Repeat every entry word for word, but leave the images out of your copy.

## Provided records

━━━━━━━━

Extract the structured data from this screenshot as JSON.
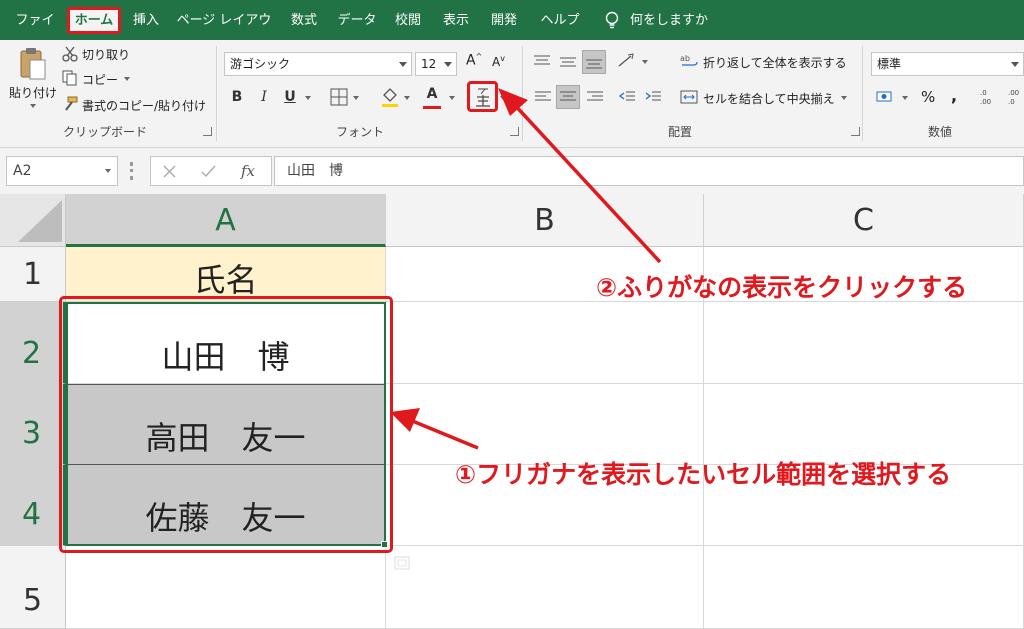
{
  "menu": {
    "tabs": [
      "ファイル",
      "ホーム",
      "挿入",
      "ページ レイアウト",
      "数式",
      "データ",
      "校閲",
      "表示",
      "開発",
      "ヘルプ"
    ],
    "tell_me": "何をしますか"
  },
  "ribbon": {
    "clipboard": {
      "paste": "貼り付け",
      "cut": "切り取り",
      "copy": "コピー",
      "format_painter": "書式のコピー/貼り付け",
      "label": "クリップボード"
    },
    "font": {
      "font_name": "游ゴシック",
      "font_size": "12",
      "bold": "B",
      "italic": "I",
      "underline": "U",
      "font_color_glyph": "A",
      "label": "フォント"
    },
    "alignment": {
      "wrap_text": "折り返して全体を表示する",
      "merge_center": "セルを結合して中央揃え",
      "label": "配置"
    },
    "number": {
      "format": "標準",
      "percent": "%",
      "comma": ",",
      "label": "数値"
    }
  },
  "formula_bar": {
    "name_box": "A2",
    "fx": "fx",
    "content": "山田　博"
  },
  "grid": {
    "columns": [
      "A",
      "B",
      "C"
    ],
    "rows": [
      "1",
      "2",
      "3",
      "4",
      "5"
    ],
    "cells": {
      "a1": "氏名",
      "a2": "山田　博",
      "a3": "高田　友一",
      "a4": "佐藤　友一"
    }
  },
  "annotations": {
    "step1": "①フリガナを表示したいセル範囲を選択する",
    "step2": "②ふりがなの表示をクリックする"
  },
  "colors": {
    "excel_green": "#217346",
    "highlight_red": "#e0191e",
    "header_fill": "#fff2cc",
    "selection_fill": "#c8c8c8"
  }
}
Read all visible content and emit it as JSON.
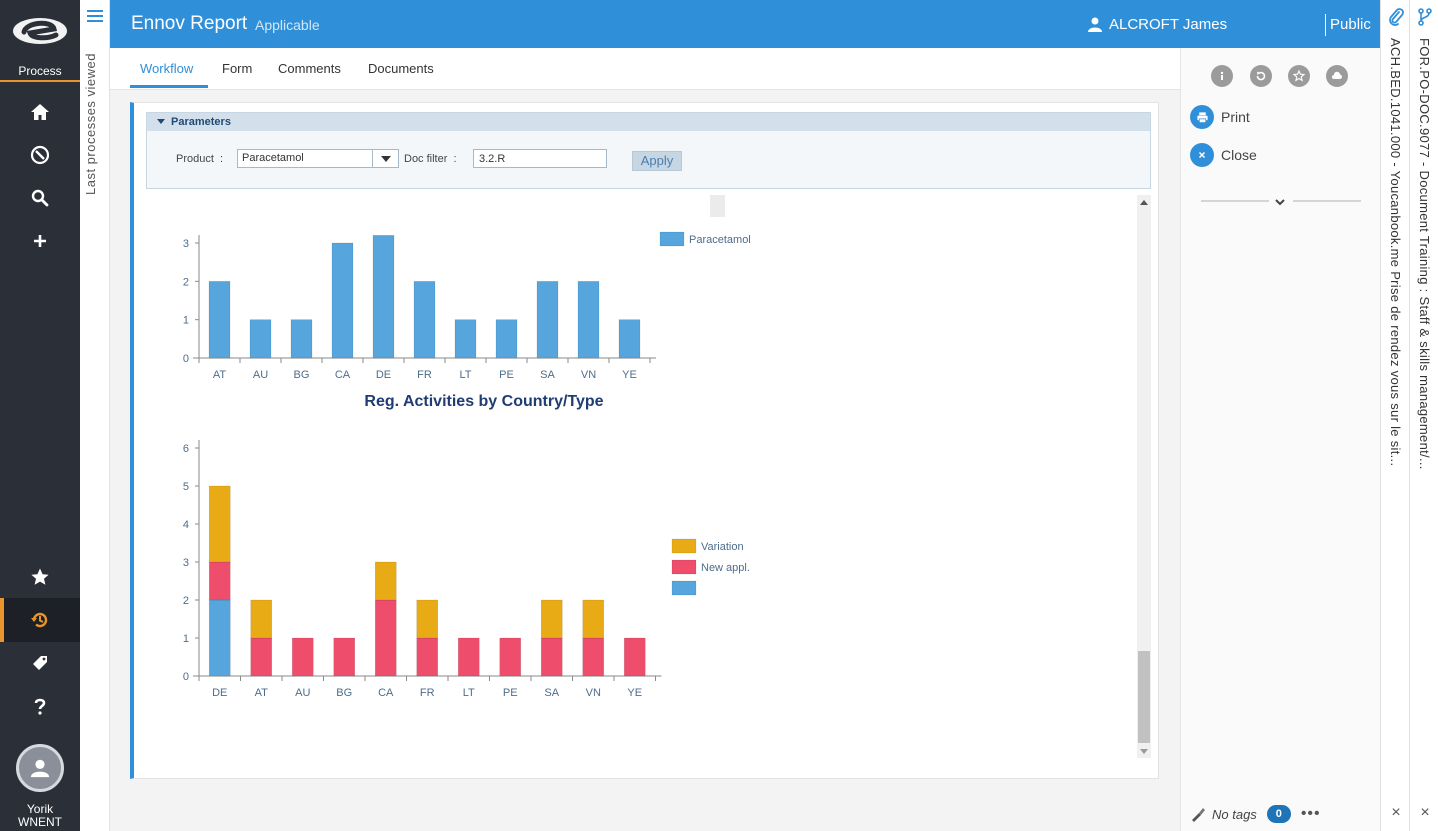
{
  "app": {
    "logo_label": "Process"
  },
  "sidebar": {
    "icons": [
      "home-icon",
      "compass-icon",
      "search-icon",
      "plus-icon"
    ],
    "bottom_icons": [
      "star-icon",
      "history-icon",
      "tag-icon",
      "help-icon"
    ],
    "user_first": "Yorik",
    "user_last": "WNENT",
    "accent_color": "#e8962b"
  },
  "last_processes": {
    "label": "Last processes viewed"
  },
  "header": {
    "title": "Ennov Report",
    "status": "Applicable",
    "user": "ALCROFT James",
    "visibility": "Public",
    "color": "#2f8fd8"
  },
  "tabs": [
    {
      "label": "Workflow",
      "active": true
    },
    {
      "label": "Form",
      "active": false
    },
    {
      "label": "Comments",
      "active": false
    },
    {
      "label": "Documents",
      "active": false
    }
  ],
  "parameters": {
    "title": "Parameters",
    "product_label": "Product",
    "product_value": "Paracetamol",
    "doc_filter_label": "Doc filter",
    "doc_filter_value": "3.2.R",
    "apply_label": "Apply"
  },
  "chart_data": [
    {
      "type": "bar",
      "title": "",
      "categories": [
        "AT",
        "AU",
        "BG",
        "CA",
        "DE",
        "FR",
        "LT",
        "PE",
        "SA",
        "VN",
        "YE"
      ],
      "series": [
        {
          "name": "Paracetamol",
          "values": [
            2,
            1,
            1,
            3,
            3.2,
            2,
            1,
            1,
            2,
            2,
            1
          ],
          "color": "#56a5dd"
        }
      ],
      "ylim": [
        0,
        3
      ],
      "yticks": [
        0,
        1,
        2,
        3
      ],
      "legend": "top-right",
      "grid": false
    },
    {
      "type": "bar",
      "stacked": true,
      "title": "Reg. Activities by Country/Type",
      "categories": [
        "DE",
        "AT",
        "AU",
        "BG",
        "CA",
        "FR",
        "LT",
        "PE",
        "SA",
        "VN",
        "YE"
      ],
      "series": [
        {
          "name": "",
          "values": [
            2,
            0,
            0,
            0,
            0,
            0,
            0,
            0,
            0,
            0,
            0
          ],
          "color": "#56a5dd"
        },
        {
          "name": "New appl.",
          "values": [
            1,
            1,
            1,
            1,
            2,
            1,
            1,
            1,
            1,
            1,
            1
          ],
          "color": "#ee4e6c"
        },
        {
          "name": "Variation",
          "values": [
            2,
            1,
            0,
            0,
            1,
            1,
            0,
            0,
            1,
            1,
            0
          ],
          "color": "#e8ab16"
        }
      ],
      "ylim": [
        0,
        6
      ],
      "yticks": [
        0,
        1,
        2,
        3,
        4,
        5,
        6
      ],
      "legend": "right",
      "grid": false
    }
  ],
  "right_panel": {
    "icons": [
      "info-icon",
      "refresh-icon",
      "star-icon",
      "cloud-icon"
    ],
    "print_label": "Print",
    "close_label": "Close",
    "tags_label": "No tags",
    "tags_count": "0",
    "more_label": "•••"
  },
  "doc_tabs": [
    {
      "label": "ACH.BED.1041.000 - Youcanbook.me Prise de rendez vous sur le sit..."
    },
    {
      "label": "FOR.PO-DOC.9077 - Document Training : Staff & skills management/..."
    }
  ]
}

━━━━━━━━

## Solution
Extract the structured data from this screenshot as JSON.
{
  "menu": {
    "tabs": [
      "ファイル",
      "ホーム",
      "挿入",
      "ページ レイアウト",
      "数式",
      "データ",
      "校閲",
      "表示",
      "開発",
      "ヘルプ"
    ],
    "tell_me": "何をしますか"
  },
  "ribbon": {
    "clipboard": {
      "paste": "貼り付け",
      "cut": "切り取り",
      "copy": "コピー",
      "format_painter": "書式のコピー/貼り付け",
      "label": "クリップボード"
    },
    "font": {
      "font_name": "游ゴシック",
      "font_size": "12",
      "bold": "B",
      "italic": "I",
      "underline": "U",
      "font_color_glyph": "A",
      "label": "フォント"
    },
    "alignment": {
      "wrap_text": "折り返して全体を表示する",
      "merge_center": "セルを結合して中央揃え",
      "label": "配置"
    },
    "number": {
      "format": "標準",
      "percent": "%",
      "comma": ",",
      "label": "数値"
    }
  },
  "formula_bar": {
    "name_box": "A2",
    "fx": "fx",
    "content": "山田　博"
  },
  "grid": {
    "columns": [
      "A",
      "B",
      "C"
    ],
    "rows": [
      "1",
      "2",
      "3",
      "4",
      "5"
    ],
    "cells": {
      "a1": "氏名",
      "a2": "山田　博",
      "a3": "高田　友一",
      "a4": "佐藤　友一"
    }
  },
  "annotations": {
    "step1": "①フリガナを表示したいセル範囲を選択する",
    "step2": "②ふりがなの表示をクリックする"
  },
  "colors": {
    "excel_green": "#217346",
    "highlight_red": "#e0191e",
    "header_fill": "#fff2cc",
    "selection_fill": "#c8c8c8"
  }
}
Read all visible content and emit it as JSON.
{
  "app": {
    "logo_label": "Process"
  },
  "sidebar": {
    "icons": [
      "home-icon",
      "compass-icon",
      "search-icon",
      "plus-icon"
    ],
    "bottom_icons": [
      "star-icon",
      "history-icon",
      "tag-icon",
      "help-icon"
    ],
    "user_first": "Yorik",
    "user_last": "WNENT",
    "accent_color": "#e8962b"
  },
  "last_processes": {
    "label": "Last processes viewed"
  },
  "header": {
    "title": "Ennov Report",
    "status": "Applicable",
    "user": "ALCROFT James",
    "visibility": "Public",
    "color": "#2f8fd8"
  },
  "tabs": [
    {
      "label": "Workflow",
      "active": true
    },
    {
      "label": "Form",
      "active": false
    },
    {
      "label": "Comments",
      "active": false
    },
    {
      "label": "Documents",
      "active": false
    }
  ],
  "parameters": {
    "title": "Parameters",
    "product_label": "Product",
    "product_value": "Paracetamol",
    "doc_filter_label": "Doc filter",
    "doc_filter_value": "3.2.R",
    "apply_label": "Apply"
  },
  "chart_data": [
    {
      "type": "bar",
      "title": "",
      "categories": [
        "AT",
        "AU",
        "BG",
        "CA",
        "DE",
        "FR",
        "LT",
        "PE",
        "SA",
        "VN",
        "YE"
      ],
      "series": [
        {
          "name": "Paracetamol",
          "values": [
            2,
            1,
            1,
            3,
            3.2,
            2,
            1,
            1,
            2,
            2,
            1
          ],
          "color": "#56a5dd"
        }
      ],
      "ylim": [
        0,
        3
      ],
      "yticks": [
        0,
        1,
        2,
        3
      ],
      "legend": "top-right",
      "grid": false
    },
    {
      "type": "bar",
      "stacked": true,
      "title": "Reg. Activities by Country/Type",
      "categories": [
        "DE",
        "AT",
        "AU",
        "BG",
        "CA",
        "FR",
        "LT",
        "PE",
        "SA",
        "VN",
        "YE"
      ],
      "series": [
        {
          "name": "",
          "values": [
            2,
            0,
            0,
            0,
            0,
            0,
            0,
            0,
            0,
            0,
            0
          ],
          "color": "#56a5dd"
        },
        {
          "name": "New appl.",
          "values": [
            1,
            1,
            1,
            1,
            2,
            1,
            1,
            1,
            1,
            1,
            1
          ],
          "color": "#ee4e6c"
        },
        {
          "name": "Variation",
          "values": [
            2,
            1,
            0,
            0,
            1,
            1,
            0,
            0,
            1,
            1,
            0
          ],
          "color": "#e8ab16"
        }
      ],
      "ylim": [
        0,
        6
      ],
      "yticks": [
        0,
        1,
        2,
        3,
        4,
        5,
        6
      ],
      "legend": "right",
      "grid": false
    }
  ],
  "right_panel": {
    "icons": [
      "info-icon",
      "refresh-icon",
      "star-icon",
      "cloud-icon"
    ],
    "print_label": "Print",
    "close_label": "Close",
    "tags_label": "No tags",
    "tags_count": "0",
    "more_label": "•••"
  },
  "doc_tabs": [
    {
      "label": "ACH.BED.1041.000 - Youcanbook.me Prise de rendez vous sur le sit..."
    },
    {
      "label": "FOR.PO-DOC.9077 - Document Training : Staff & skills management/..."
    }
  ]
}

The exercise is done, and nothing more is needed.